++++ LISTED RECORDS ++++

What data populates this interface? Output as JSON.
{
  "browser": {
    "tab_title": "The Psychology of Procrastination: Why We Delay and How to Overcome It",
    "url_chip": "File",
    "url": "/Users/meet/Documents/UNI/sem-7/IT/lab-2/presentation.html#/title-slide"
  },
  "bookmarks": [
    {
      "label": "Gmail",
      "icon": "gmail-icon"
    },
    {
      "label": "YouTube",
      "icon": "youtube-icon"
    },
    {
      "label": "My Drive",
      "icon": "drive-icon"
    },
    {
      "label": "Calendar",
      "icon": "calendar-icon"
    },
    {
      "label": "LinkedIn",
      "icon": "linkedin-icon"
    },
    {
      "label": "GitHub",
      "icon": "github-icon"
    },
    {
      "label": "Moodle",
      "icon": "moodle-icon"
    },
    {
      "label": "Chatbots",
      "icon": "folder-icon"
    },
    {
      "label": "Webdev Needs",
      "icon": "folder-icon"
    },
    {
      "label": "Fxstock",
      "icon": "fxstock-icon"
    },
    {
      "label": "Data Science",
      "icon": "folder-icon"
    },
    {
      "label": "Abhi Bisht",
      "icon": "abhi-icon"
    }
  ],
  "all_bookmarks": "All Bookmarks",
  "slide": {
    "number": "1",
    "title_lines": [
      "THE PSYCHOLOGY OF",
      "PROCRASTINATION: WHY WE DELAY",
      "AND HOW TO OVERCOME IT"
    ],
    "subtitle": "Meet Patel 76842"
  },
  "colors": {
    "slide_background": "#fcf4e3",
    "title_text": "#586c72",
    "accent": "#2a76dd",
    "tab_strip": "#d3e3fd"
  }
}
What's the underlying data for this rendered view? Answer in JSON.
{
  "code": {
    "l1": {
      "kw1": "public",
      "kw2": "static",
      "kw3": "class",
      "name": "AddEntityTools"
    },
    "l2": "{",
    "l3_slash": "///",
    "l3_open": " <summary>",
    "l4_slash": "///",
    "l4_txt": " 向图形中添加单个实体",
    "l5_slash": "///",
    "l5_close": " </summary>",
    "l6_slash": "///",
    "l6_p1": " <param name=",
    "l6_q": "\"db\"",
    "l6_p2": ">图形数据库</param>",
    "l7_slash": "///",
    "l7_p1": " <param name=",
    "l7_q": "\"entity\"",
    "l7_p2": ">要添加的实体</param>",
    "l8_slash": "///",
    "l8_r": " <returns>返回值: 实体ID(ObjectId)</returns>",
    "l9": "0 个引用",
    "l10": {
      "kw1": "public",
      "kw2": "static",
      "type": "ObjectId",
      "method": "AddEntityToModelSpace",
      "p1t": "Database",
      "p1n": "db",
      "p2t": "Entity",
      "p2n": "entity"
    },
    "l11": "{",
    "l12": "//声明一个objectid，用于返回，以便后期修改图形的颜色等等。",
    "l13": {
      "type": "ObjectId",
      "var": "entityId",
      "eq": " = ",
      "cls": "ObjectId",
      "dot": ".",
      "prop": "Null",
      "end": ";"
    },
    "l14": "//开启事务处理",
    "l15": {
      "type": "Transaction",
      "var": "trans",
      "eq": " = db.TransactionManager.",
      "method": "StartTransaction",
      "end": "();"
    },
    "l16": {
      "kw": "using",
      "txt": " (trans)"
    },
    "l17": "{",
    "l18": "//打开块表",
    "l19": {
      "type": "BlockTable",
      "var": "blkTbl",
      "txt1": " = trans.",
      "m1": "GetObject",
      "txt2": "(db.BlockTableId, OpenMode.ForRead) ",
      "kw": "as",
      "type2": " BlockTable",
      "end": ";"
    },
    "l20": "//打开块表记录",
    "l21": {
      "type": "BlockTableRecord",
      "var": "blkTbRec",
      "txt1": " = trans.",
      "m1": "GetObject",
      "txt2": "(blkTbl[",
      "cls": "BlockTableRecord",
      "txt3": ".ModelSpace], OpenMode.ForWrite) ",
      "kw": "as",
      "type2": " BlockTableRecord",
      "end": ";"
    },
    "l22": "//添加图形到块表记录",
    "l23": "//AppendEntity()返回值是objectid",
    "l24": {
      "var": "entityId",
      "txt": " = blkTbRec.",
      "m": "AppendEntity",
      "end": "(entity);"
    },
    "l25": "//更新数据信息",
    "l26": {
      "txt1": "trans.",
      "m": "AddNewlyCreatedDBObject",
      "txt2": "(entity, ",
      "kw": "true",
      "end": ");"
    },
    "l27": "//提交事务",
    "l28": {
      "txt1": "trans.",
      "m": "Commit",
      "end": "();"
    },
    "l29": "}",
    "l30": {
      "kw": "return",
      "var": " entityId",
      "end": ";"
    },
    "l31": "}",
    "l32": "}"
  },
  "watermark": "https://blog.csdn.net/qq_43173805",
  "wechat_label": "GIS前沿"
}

++++

From the entries above, select each line containing the string "What".

What data populates this interface? Output as JSON.
What's the underlying data for this rendered view? Answer in JSON.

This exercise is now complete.